What to work on =
Count, in the entries, the lines with "представленных". Answer with the number only.

[Saved entries]
========================
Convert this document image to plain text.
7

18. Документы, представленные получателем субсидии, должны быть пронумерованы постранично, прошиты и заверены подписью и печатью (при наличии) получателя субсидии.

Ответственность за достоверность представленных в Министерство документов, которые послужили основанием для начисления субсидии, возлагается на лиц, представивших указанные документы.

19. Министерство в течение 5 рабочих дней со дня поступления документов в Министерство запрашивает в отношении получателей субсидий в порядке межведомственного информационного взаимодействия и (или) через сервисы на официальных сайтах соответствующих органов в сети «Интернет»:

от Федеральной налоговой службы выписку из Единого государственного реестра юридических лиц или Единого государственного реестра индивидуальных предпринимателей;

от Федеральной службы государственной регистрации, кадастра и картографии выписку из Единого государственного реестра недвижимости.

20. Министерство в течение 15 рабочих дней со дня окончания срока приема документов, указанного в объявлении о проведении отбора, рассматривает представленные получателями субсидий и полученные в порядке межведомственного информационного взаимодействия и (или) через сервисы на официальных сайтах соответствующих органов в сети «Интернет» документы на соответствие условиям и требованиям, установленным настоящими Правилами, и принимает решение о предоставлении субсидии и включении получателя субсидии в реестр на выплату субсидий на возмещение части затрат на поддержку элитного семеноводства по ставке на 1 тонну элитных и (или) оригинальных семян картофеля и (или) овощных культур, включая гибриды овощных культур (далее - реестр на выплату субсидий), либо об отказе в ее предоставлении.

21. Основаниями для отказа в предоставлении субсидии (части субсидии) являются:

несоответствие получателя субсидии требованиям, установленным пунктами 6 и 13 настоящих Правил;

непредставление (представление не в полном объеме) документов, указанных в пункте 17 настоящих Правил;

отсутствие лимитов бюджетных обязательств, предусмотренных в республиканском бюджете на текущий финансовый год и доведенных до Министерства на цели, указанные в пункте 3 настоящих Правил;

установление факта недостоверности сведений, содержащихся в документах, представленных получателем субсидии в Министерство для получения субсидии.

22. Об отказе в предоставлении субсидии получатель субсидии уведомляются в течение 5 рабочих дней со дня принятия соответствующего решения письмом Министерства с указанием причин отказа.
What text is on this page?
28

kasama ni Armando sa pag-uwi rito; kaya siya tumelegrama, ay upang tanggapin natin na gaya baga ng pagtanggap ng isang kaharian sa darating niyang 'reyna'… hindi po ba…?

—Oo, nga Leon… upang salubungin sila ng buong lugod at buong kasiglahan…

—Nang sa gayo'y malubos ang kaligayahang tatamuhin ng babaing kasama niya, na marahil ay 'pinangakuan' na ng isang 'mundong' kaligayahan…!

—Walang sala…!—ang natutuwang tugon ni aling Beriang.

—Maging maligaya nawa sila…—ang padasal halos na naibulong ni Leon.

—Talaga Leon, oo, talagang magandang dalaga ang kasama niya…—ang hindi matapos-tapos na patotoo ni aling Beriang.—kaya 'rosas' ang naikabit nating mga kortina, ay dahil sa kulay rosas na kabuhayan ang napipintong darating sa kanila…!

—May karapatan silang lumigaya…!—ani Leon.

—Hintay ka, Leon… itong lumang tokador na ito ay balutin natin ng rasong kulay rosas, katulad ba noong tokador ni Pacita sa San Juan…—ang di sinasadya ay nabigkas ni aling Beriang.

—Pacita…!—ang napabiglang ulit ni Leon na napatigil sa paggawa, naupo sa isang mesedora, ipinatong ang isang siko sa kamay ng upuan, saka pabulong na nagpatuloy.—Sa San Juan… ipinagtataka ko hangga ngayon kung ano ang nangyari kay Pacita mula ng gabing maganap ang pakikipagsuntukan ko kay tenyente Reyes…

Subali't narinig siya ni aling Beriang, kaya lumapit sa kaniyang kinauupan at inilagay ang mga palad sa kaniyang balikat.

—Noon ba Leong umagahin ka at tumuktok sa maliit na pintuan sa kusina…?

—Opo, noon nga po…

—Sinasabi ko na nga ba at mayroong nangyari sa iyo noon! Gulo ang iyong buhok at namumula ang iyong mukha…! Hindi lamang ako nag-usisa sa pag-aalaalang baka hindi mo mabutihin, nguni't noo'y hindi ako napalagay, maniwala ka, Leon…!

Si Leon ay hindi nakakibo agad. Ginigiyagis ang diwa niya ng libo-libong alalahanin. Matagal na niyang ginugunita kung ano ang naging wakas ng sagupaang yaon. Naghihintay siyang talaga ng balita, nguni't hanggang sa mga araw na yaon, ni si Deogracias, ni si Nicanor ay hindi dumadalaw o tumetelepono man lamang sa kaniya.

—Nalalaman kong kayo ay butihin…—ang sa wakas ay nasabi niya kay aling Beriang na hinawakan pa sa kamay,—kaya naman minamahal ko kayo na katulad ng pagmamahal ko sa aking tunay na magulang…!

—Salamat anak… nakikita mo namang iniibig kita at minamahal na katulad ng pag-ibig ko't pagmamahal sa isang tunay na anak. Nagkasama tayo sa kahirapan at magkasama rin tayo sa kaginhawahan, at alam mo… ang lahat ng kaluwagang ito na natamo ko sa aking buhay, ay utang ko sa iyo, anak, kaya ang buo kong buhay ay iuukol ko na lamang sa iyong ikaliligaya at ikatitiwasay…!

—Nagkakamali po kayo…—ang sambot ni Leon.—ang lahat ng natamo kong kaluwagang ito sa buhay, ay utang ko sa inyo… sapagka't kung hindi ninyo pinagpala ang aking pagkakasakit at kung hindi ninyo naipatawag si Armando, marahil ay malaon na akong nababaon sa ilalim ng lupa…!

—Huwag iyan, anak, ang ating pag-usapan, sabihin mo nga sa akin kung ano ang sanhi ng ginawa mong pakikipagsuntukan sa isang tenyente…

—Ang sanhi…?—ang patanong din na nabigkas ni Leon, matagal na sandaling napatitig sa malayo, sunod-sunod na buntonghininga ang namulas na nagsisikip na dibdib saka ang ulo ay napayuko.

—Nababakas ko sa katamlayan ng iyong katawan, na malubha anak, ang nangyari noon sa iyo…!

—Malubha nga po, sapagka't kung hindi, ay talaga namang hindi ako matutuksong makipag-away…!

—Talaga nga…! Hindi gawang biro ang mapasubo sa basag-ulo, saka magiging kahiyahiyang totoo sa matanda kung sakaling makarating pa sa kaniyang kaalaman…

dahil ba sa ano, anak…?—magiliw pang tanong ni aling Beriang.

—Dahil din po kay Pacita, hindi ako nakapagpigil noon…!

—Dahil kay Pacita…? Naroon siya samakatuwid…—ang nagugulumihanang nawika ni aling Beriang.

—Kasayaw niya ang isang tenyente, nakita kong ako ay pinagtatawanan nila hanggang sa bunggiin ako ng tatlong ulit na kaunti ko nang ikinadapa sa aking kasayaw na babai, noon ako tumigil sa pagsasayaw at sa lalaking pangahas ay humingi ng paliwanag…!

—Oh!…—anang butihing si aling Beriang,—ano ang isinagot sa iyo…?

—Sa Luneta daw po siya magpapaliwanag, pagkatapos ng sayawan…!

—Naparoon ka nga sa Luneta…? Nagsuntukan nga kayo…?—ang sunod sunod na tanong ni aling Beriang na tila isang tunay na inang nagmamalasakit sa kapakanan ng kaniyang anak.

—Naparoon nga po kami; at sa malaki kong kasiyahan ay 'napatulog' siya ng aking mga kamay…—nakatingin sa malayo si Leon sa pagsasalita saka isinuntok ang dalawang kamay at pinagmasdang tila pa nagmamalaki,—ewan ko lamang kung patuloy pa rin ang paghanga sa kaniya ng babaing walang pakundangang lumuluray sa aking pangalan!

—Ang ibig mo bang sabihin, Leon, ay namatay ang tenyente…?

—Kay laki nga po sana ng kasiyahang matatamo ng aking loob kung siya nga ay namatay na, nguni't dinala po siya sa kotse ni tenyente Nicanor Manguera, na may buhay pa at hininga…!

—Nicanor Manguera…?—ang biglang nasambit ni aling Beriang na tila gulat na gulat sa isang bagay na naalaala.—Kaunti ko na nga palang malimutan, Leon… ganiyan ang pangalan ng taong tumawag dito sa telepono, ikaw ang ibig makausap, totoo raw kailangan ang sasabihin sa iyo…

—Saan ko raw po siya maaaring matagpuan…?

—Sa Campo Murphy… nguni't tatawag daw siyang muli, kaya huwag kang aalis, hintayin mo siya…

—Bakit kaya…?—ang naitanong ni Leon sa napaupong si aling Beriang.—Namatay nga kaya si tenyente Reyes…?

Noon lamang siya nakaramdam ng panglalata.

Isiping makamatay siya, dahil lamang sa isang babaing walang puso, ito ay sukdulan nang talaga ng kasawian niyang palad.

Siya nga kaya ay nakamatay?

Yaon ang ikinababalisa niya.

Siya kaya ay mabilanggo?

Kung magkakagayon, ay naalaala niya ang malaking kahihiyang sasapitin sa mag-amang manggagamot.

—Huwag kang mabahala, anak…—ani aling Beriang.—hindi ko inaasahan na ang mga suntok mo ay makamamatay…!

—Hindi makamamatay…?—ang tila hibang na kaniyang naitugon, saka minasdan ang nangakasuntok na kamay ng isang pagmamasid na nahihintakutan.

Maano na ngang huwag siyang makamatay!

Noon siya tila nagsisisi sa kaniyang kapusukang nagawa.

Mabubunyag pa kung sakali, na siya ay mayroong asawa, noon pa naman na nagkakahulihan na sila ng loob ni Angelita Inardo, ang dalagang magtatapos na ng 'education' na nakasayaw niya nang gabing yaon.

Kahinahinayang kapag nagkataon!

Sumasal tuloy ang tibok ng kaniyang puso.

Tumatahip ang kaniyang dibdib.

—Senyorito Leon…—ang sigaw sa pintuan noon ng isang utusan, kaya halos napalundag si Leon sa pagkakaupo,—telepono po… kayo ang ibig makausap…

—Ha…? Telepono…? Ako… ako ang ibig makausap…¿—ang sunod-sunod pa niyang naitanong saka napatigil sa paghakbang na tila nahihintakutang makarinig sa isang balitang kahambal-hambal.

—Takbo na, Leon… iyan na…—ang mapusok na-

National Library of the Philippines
========================
Exercise response =
2